# [Stated goal]
Work through the material below and count the lines holding the word "this"; give that count and nothing more.

# [Information supplied]
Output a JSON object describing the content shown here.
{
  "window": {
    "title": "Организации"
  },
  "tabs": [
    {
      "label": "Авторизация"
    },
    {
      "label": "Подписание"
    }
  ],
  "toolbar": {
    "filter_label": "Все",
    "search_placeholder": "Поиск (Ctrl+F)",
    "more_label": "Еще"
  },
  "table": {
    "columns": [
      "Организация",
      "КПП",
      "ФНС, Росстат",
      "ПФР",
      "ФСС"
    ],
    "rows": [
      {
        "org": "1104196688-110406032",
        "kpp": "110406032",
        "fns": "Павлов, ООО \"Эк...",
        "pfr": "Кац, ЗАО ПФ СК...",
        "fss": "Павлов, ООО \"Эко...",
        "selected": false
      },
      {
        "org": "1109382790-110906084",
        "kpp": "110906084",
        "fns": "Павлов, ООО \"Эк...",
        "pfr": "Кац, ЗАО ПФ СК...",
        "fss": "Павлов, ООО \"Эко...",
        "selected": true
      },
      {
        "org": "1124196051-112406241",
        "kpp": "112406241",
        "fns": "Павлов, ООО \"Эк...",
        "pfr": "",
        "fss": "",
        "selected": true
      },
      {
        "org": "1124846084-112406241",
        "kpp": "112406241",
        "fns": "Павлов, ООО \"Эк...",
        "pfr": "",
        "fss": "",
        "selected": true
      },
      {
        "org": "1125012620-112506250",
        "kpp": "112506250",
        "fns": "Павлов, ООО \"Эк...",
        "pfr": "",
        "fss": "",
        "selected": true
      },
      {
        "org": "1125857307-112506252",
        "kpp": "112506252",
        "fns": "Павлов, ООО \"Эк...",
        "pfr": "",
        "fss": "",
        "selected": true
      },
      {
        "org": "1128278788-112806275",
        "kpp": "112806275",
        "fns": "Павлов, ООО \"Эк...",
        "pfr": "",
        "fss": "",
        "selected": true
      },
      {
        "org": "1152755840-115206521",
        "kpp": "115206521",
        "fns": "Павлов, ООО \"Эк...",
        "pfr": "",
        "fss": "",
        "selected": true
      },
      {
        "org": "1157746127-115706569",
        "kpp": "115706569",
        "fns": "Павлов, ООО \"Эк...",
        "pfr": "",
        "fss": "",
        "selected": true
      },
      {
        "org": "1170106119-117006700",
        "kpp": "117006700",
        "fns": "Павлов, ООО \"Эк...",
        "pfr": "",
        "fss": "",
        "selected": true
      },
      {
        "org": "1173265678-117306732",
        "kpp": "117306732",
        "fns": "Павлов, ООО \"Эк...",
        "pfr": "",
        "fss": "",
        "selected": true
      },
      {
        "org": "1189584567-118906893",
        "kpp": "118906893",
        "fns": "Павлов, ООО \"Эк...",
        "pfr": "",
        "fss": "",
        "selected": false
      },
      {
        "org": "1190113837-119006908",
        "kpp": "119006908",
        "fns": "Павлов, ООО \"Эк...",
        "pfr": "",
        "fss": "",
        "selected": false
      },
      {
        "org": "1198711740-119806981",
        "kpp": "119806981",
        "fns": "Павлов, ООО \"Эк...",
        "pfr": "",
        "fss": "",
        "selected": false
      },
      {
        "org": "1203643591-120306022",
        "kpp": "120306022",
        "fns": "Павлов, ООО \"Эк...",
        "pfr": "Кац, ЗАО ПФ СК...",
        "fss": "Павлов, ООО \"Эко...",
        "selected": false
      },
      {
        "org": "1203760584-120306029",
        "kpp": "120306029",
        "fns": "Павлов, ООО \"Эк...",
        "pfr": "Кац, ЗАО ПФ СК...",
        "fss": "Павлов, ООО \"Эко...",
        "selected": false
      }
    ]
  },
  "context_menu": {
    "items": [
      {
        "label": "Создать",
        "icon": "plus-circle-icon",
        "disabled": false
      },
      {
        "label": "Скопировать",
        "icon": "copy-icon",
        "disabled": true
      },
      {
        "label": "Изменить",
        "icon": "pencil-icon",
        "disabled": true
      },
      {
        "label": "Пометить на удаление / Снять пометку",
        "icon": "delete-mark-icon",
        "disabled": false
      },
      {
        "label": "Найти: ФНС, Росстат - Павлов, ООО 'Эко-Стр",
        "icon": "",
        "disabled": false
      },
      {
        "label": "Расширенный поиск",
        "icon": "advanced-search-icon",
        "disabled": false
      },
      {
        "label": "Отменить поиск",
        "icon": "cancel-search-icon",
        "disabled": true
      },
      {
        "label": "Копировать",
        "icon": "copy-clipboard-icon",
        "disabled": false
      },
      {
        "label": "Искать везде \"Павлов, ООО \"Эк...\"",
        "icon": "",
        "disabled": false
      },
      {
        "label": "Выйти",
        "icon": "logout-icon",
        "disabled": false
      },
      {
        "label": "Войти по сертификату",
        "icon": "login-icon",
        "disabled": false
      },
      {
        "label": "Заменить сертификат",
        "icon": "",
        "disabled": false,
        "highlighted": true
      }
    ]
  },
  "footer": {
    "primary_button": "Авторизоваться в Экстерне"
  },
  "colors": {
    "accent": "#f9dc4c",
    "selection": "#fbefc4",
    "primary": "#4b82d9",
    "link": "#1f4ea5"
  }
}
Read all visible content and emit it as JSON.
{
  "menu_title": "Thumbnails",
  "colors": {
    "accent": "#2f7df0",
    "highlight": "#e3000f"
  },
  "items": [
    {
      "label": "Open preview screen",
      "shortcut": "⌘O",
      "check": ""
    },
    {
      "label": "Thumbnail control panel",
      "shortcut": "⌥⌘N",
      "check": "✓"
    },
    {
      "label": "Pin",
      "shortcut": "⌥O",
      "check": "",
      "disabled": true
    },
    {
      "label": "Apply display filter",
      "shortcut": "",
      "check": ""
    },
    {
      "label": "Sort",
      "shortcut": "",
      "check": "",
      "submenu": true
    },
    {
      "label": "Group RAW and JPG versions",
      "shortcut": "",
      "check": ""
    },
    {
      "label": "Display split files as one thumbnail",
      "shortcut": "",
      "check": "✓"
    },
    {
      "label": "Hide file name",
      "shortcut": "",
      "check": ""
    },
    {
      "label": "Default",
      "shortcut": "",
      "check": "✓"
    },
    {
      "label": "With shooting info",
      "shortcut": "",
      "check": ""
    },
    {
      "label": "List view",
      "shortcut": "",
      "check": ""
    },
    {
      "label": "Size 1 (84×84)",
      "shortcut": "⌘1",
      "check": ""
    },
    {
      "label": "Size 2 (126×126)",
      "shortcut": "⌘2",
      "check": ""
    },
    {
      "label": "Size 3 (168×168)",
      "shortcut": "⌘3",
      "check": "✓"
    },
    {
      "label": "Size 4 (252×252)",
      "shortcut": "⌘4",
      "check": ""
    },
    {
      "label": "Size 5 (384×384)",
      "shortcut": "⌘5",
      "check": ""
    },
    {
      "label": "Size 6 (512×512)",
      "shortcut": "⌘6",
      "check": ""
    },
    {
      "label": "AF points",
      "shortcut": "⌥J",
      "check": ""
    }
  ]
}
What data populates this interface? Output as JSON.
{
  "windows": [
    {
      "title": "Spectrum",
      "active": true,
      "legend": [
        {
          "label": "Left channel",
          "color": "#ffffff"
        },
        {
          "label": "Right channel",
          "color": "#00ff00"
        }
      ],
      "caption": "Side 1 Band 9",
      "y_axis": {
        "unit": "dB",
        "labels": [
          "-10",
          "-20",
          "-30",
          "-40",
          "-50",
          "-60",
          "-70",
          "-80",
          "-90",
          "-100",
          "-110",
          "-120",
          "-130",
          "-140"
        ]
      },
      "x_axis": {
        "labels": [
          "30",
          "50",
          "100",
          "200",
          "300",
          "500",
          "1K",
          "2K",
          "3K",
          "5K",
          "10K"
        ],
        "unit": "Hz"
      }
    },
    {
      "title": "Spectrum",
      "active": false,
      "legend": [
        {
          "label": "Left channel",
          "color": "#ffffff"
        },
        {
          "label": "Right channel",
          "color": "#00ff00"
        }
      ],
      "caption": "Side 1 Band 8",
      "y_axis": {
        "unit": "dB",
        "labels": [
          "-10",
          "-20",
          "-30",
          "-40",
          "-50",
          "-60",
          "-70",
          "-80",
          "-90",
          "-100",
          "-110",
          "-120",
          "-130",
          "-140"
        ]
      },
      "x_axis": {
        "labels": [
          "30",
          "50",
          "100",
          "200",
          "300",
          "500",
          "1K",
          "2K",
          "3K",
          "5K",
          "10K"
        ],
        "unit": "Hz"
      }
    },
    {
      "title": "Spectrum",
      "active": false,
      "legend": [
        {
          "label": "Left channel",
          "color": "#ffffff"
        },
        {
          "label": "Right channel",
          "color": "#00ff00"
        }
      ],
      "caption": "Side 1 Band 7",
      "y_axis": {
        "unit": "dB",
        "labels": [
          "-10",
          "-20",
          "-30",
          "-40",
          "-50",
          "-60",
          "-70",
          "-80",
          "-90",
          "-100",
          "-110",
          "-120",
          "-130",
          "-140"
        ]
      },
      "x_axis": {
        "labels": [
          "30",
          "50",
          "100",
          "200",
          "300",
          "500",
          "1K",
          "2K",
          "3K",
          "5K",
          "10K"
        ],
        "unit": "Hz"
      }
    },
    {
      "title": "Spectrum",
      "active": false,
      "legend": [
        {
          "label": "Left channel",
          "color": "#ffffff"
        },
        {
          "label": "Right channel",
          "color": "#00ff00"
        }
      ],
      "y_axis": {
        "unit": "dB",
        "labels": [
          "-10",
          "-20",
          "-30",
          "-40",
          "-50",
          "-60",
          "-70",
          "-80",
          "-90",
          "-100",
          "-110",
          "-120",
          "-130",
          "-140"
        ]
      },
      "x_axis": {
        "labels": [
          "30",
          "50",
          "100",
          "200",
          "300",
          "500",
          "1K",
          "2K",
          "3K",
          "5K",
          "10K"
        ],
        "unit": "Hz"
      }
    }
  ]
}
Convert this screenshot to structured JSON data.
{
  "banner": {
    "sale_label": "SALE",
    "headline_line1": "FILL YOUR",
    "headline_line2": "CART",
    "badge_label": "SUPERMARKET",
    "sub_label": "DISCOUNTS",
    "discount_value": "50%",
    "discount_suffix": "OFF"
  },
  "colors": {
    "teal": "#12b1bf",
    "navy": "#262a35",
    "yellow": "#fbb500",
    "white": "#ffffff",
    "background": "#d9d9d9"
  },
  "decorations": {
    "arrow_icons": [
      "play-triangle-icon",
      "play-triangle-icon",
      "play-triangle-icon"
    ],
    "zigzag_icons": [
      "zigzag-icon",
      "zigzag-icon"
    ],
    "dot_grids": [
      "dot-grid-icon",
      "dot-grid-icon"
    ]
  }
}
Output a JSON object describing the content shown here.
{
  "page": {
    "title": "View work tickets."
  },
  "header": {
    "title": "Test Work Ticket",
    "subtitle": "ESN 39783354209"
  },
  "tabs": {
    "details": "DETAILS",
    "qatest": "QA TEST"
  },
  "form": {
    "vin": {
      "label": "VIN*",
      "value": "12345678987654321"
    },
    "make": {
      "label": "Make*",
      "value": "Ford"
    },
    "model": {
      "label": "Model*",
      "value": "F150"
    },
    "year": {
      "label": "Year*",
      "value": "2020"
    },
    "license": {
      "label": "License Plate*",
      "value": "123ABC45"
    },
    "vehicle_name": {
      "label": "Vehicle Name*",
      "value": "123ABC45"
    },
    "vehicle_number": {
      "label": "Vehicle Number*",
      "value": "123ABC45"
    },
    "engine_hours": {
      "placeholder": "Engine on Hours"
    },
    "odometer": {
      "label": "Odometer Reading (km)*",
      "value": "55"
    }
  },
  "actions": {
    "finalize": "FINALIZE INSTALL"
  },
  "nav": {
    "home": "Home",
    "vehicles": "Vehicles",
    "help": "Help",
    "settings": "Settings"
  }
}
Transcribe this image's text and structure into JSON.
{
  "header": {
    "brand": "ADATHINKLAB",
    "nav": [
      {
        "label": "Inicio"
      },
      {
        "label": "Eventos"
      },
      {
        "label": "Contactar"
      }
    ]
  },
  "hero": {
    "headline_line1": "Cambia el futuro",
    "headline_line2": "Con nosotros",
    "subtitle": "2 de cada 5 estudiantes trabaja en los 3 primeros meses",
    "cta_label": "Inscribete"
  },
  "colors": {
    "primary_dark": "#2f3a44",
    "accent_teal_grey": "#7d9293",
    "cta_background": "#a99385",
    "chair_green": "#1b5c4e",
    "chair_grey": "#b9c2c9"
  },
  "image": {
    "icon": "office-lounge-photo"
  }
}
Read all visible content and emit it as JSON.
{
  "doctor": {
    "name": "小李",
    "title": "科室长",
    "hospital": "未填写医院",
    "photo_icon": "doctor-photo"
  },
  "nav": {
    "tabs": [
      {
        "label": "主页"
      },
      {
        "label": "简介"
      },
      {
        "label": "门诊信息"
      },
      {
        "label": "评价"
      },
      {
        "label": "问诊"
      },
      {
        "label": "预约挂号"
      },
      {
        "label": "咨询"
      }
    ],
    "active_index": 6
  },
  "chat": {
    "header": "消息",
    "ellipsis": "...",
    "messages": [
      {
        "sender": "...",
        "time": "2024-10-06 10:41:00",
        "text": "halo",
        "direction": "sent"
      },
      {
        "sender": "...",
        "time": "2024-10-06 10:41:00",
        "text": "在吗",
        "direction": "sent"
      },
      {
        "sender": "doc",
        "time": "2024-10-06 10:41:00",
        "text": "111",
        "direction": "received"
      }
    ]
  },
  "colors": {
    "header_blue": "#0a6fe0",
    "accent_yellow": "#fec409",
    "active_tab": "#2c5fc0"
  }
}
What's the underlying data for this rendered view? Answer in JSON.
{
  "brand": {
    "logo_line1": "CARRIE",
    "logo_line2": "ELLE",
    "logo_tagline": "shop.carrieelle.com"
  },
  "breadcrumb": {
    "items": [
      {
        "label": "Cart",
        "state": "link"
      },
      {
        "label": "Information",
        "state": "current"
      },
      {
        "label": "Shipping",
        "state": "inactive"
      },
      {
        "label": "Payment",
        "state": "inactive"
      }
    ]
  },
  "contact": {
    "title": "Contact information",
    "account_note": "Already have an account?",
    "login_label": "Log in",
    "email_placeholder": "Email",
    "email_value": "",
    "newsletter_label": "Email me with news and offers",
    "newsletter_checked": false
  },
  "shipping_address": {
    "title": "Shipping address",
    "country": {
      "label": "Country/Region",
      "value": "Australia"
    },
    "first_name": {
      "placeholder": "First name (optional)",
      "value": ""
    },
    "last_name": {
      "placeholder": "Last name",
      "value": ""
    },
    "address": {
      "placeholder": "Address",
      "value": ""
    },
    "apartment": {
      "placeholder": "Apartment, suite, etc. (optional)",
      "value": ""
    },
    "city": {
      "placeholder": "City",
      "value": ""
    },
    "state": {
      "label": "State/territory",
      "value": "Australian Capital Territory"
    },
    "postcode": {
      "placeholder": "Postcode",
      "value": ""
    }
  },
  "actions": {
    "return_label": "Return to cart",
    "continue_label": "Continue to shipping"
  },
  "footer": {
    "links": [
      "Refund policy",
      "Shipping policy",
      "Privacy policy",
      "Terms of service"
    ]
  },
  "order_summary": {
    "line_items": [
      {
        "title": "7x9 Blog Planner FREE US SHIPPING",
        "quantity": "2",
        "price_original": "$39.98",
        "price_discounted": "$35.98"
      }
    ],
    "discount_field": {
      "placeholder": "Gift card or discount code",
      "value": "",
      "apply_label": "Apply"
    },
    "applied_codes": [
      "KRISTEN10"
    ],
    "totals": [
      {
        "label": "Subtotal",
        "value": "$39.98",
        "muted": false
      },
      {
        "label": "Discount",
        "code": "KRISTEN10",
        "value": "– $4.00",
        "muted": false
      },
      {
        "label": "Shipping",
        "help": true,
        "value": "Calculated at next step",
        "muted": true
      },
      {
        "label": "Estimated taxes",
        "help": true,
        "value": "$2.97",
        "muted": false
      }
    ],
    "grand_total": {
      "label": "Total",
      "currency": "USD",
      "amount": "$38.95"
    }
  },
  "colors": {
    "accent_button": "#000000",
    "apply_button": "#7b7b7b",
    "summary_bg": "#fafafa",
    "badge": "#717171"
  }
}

# [Result of the exercise]
4